STATED EXERCISE: Render as a numbered list, with blank lines left out, the lines starting with the line that contains "row-dash-icon: — <box>369 446 414 498</box>" and going on through the line that contains "row-dash-icon: — <box>369 578 414 630</box>".

EXTRACTED INFORMATION:
[Start]
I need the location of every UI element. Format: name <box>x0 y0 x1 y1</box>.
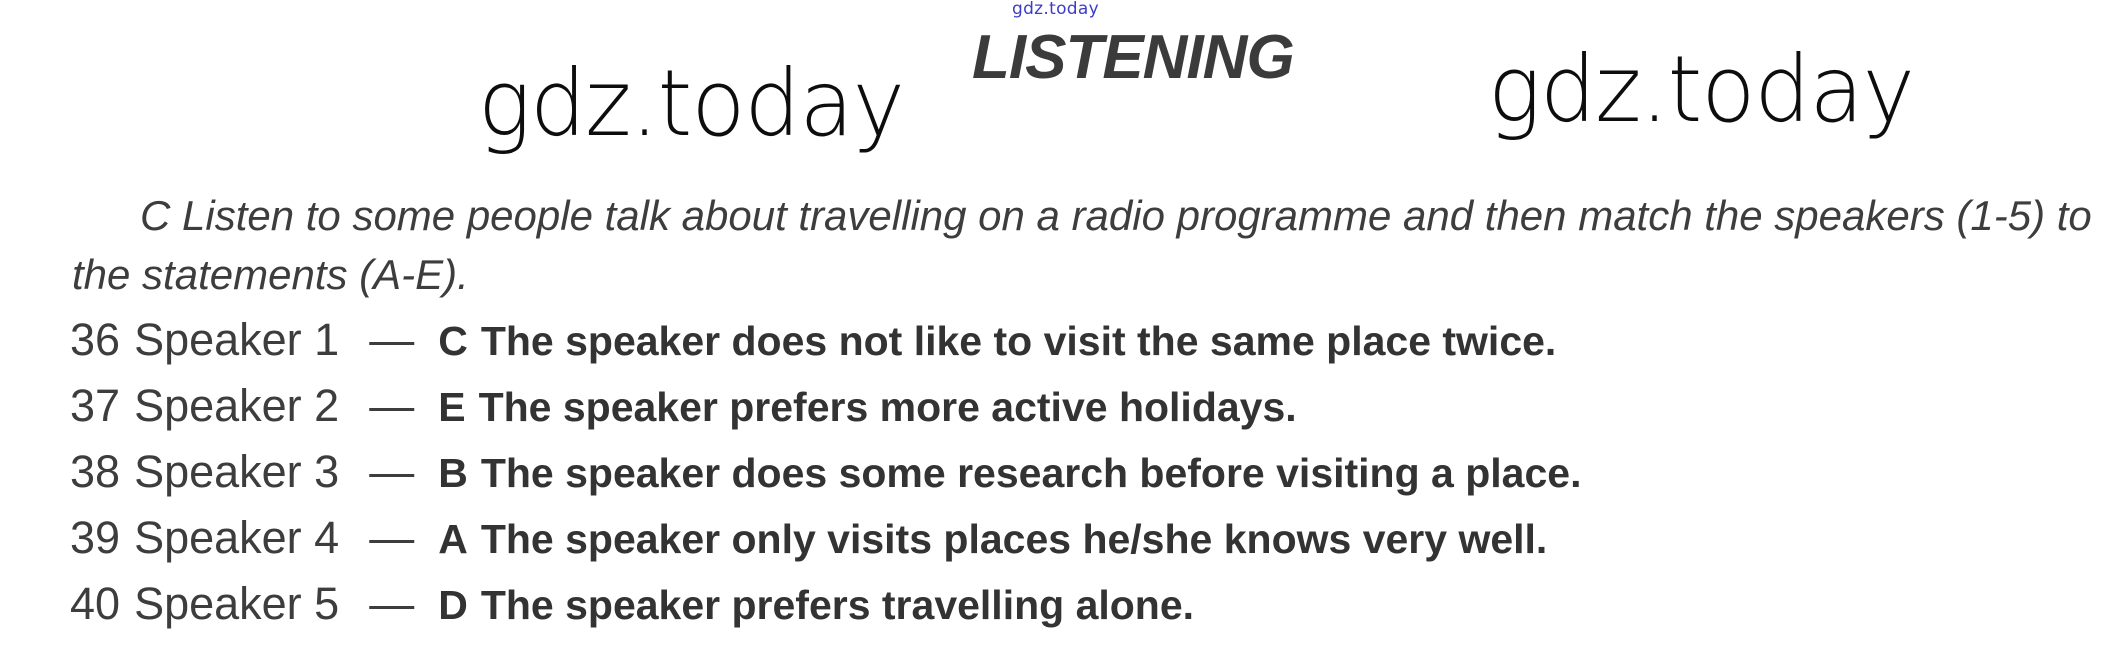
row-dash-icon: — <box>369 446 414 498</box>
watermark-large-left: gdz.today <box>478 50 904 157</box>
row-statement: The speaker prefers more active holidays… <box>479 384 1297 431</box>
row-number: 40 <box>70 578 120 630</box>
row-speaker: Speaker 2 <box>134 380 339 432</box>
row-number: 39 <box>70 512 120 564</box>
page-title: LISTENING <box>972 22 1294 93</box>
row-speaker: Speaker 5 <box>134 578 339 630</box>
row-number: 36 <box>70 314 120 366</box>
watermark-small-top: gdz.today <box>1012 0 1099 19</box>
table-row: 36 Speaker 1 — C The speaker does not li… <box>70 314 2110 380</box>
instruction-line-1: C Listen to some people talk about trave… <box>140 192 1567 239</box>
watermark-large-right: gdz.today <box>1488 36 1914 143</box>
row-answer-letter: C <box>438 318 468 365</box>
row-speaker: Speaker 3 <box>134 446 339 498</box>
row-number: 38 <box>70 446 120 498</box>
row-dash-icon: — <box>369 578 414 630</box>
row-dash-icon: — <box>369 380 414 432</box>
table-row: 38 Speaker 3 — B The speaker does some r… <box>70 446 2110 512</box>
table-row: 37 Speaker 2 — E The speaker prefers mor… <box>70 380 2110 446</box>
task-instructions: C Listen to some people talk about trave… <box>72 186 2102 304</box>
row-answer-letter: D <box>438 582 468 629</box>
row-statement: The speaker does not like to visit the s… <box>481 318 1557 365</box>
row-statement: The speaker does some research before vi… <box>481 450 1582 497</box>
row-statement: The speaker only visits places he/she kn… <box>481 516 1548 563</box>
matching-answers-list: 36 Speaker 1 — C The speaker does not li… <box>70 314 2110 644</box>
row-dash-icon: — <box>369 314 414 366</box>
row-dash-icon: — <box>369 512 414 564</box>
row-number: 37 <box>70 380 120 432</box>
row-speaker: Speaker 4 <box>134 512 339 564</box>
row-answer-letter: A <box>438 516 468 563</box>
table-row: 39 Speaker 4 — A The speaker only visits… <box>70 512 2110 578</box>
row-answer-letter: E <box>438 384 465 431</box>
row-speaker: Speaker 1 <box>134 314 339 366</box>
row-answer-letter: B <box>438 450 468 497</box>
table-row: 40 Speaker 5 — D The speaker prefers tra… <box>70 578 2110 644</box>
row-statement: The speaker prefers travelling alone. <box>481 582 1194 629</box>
[End]
EXERCISE RESULT:
1. row-dash-icon: — <box>369 446 414 498</box>
2. watermark-large-left: gdz.today <box>478 50 904 157</box>
3. row-statement: The speaker prefers more active holidays… <box>479 384 1297 431</box>
4. row-number: 40 <box>70 578 120 630</box>
5. row-speaker: Speaker 2 <box>134 380 339 432</box>
6. row-number: 39 <box>70 512 120 564</box>
7. page-title: LISTENING <box>972 22 1294 93</box>
8. row-speaker: Speaker 5 <box>134 578 339 630</box>
9. row-number: 36 <box>70 314 120 366</box>
10. watermark-small-top: gdz.today <box>1012 0 1099 19</box>
11. table-row: 36 Speaker 1 — C The speaker does not li… <box>70 314 2110 380</box>
12. instruction-line-1: C Listen to some people talk about trave… <box>140 192 1567 239</box>
13. watermark-large-right: gdz.today <box>1488 36 1914 143</box>
14. row-answer-letter: C <box>438 318 468 365</box>
15. row-speaker: Speaker 3 <box>134 446 339 498</box>
16. row-number: 38 <box>70 446 120 498</box>
17. row-dash-icon: — <box>369 578 414 630</box>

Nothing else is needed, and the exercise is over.